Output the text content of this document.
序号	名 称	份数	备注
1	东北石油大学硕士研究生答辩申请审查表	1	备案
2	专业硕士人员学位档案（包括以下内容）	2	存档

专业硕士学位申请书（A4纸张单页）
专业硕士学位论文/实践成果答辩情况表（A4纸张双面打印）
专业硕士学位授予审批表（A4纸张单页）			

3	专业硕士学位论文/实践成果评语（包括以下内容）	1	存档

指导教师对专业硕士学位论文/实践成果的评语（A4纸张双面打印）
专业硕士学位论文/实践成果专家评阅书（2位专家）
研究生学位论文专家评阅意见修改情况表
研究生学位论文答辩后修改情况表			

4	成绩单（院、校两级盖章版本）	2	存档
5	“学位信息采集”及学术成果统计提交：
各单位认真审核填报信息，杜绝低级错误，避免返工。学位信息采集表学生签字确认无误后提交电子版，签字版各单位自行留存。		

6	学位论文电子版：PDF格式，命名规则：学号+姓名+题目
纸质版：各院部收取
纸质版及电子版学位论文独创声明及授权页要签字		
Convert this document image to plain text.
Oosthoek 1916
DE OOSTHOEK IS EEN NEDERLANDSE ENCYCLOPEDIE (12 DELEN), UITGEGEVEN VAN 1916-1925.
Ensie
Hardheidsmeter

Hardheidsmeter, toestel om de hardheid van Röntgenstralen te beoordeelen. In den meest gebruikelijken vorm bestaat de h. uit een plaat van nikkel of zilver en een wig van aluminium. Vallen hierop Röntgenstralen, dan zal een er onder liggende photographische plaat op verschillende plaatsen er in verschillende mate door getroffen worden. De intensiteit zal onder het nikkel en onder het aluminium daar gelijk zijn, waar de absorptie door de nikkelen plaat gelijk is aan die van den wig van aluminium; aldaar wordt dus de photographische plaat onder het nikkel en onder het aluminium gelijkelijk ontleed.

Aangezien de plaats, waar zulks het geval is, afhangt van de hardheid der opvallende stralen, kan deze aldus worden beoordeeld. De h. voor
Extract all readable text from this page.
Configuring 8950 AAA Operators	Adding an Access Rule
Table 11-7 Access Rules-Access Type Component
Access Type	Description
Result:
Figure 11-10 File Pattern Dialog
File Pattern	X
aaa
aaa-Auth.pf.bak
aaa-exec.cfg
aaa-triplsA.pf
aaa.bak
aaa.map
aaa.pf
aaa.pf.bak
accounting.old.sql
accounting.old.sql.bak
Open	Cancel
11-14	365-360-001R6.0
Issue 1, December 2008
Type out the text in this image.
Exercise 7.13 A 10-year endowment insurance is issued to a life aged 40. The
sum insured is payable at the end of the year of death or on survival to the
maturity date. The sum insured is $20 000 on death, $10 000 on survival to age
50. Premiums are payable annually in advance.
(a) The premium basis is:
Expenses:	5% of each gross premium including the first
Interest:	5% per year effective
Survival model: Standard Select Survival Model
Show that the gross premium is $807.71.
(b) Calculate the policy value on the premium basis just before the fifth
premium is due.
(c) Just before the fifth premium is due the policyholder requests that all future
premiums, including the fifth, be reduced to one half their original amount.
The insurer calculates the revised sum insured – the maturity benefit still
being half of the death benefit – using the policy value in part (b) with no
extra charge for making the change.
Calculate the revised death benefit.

▸ Challenge: Search the lines for "accounting". Copy each line that has it.

▸ Answer to this problem:
accounting.old.sql
accounting.old.sql.bak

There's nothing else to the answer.